■ AIM:
Pull every line containing "Jason" from the entries.

■ Collection entries:
───
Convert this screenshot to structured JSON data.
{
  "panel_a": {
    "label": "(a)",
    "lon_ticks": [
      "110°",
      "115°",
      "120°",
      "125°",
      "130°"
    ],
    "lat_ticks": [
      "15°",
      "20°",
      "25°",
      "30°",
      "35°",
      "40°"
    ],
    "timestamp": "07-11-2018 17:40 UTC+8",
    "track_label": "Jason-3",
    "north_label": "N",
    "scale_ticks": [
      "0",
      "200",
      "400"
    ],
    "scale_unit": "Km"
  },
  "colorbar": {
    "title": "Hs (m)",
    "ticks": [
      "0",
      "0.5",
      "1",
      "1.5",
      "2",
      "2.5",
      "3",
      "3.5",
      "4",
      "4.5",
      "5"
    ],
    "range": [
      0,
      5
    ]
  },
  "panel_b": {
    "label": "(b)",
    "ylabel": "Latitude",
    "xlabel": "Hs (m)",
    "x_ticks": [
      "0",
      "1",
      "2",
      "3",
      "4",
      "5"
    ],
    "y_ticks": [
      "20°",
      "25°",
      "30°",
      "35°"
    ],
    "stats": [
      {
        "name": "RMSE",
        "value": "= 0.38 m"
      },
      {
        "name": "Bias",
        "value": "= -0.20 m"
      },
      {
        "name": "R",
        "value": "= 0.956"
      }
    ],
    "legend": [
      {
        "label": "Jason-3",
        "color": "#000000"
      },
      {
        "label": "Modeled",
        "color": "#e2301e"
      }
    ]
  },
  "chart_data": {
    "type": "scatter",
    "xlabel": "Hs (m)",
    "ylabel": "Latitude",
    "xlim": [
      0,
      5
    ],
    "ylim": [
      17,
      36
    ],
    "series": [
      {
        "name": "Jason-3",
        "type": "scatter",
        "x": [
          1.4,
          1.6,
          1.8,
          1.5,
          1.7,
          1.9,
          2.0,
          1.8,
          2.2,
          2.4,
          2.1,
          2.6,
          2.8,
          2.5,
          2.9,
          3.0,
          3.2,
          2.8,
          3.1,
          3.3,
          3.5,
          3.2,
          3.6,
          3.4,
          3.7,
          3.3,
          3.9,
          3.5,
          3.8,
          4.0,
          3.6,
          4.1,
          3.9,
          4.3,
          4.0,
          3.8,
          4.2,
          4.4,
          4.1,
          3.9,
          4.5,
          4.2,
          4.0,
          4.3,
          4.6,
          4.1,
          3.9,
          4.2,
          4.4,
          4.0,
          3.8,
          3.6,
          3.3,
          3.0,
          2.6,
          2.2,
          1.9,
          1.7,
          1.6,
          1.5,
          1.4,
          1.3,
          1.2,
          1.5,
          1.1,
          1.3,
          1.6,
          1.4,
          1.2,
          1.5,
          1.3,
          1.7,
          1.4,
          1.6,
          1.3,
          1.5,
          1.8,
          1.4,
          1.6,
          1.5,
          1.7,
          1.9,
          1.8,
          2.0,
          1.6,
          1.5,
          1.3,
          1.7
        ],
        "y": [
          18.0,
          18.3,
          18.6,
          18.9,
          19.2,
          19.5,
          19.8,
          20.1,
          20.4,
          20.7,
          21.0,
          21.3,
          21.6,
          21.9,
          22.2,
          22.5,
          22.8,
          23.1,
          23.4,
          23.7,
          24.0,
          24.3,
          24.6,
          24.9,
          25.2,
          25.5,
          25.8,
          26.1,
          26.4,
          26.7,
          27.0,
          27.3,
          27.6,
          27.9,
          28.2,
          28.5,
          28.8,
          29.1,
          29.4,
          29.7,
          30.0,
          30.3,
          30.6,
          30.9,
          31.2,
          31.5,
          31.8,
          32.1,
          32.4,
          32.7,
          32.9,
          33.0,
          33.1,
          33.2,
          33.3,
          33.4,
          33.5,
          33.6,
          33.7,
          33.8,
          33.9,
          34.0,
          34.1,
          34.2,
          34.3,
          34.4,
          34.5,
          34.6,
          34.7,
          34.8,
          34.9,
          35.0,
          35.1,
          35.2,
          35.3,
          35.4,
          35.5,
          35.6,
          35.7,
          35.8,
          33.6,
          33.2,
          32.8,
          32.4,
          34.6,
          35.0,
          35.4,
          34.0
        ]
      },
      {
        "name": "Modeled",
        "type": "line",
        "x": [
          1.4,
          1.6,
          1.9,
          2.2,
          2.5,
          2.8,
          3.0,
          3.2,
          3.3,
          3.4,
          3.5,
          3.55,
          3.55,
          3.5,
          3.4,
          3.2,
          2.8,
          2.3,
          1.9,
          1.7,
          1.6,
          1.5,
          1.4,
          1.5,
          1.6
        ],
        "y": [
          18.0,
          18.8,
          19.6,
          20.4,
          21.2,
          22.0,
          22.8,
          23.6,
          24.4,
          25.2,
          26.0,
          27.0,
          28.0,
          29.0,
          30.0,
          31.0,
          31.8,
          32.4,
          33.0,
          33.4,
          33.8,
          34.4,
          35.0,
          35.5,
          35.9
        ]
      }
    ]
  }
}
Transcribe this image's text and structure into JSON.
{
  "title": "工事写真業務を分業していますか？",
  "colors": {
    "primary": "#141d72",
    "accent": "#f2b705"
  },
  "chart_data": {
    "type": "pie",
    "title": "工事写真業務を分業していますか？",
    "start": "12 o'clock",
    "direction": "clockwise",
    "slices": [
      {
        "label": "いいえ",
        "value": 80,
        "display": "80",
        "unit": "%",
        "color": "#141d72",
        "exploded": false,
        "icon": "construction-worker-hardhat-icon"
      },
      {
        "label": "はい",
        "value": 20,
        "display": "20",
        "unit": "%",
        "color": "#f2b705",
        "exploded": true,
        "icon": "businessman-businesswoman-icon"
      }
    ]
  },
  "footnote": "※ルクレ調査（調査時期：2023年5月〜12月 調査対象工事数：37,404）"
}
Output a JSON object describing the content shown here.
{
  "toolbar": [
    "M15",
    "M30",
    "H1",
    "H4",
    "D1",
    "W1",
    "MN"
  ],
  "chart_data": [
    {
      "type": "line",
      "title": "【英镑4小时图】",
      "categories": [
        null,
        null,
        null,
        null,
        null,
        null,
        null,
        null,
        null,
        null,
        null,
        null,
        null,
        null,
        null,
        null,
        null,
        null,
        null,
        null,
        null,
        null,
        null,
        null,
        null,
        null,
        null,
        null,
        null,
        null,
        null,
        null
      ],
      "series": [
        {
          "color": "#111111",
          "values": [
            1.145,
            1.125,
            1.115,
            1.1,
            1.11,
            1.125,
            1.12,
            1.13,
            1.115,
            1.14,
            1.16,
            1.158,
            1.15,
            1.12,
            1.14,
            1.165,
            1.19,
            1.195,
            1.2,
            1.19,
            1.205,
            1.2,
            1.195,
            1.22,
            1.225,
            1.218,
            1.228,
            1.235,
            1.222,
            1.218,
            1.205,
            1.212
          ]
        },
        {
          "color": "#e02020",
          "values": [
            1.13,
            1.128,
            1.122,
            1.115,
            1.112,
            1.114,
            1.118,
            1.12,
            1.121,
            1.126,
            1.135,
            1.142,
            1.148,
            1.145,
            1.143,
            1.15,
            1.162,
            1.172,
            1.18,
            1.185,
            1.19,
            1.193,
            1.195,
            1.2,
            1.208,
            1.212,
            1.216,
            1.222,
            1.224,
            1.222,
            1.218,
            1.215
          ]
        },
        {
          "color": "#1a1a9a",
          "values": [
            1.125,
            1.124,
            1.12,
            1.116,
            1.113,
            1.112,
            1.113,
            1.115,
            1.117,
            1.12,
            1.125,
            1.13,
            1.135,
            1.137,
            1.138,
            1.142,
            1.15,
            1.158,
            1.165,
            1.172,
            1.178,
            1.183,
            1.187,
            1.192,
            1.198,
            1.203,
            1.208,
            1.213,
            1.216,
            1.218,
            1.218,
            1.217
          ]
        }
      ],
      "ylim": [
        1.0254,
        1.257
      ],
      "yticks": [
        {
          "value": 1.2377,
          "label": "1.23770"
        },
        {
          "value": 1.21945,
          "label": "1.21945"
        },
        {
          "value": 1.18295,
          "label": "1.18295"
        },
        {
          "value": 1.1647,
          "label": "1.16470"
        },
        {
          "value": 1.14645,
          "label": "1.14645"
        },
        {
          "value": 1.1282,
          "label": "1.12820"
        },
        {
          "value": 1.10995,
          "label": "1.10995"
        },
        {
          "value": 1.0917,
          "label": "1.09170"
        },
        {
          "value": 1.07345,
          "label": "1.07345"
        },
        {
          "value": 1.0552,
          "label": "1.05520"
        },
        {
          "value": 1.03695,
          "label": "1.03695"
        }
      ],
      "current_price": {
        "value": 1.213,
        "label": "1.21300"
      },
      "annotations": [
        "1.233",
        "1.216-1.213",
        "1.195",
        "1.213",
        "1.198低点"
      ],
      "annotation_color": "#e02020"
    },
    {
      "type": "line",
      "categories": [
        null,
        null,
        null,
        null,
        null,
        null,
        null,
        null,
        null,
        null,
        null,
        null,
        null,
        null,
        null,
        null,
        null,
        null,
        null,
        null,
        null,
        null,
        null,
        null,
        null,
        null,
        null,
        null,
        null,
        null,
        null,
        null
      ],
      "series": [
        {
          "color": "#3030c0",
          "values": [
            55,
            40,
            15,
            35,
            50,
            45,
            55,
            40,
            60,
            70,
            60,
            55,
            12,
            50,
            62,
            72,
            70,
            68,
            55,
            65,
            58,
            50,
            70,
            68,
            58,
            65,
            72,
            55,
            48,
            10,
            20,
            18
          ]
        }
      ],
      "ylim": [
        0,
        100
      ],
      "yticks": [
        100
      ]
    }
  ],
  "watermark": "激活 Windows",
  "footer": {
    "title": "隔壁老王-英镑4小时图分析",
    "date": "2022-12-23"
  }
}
───
■ ANSWER TO THIS TASK:
    "track_label": "Jason-3",
        "label": "Jason-3",
        "name": "Jason-3",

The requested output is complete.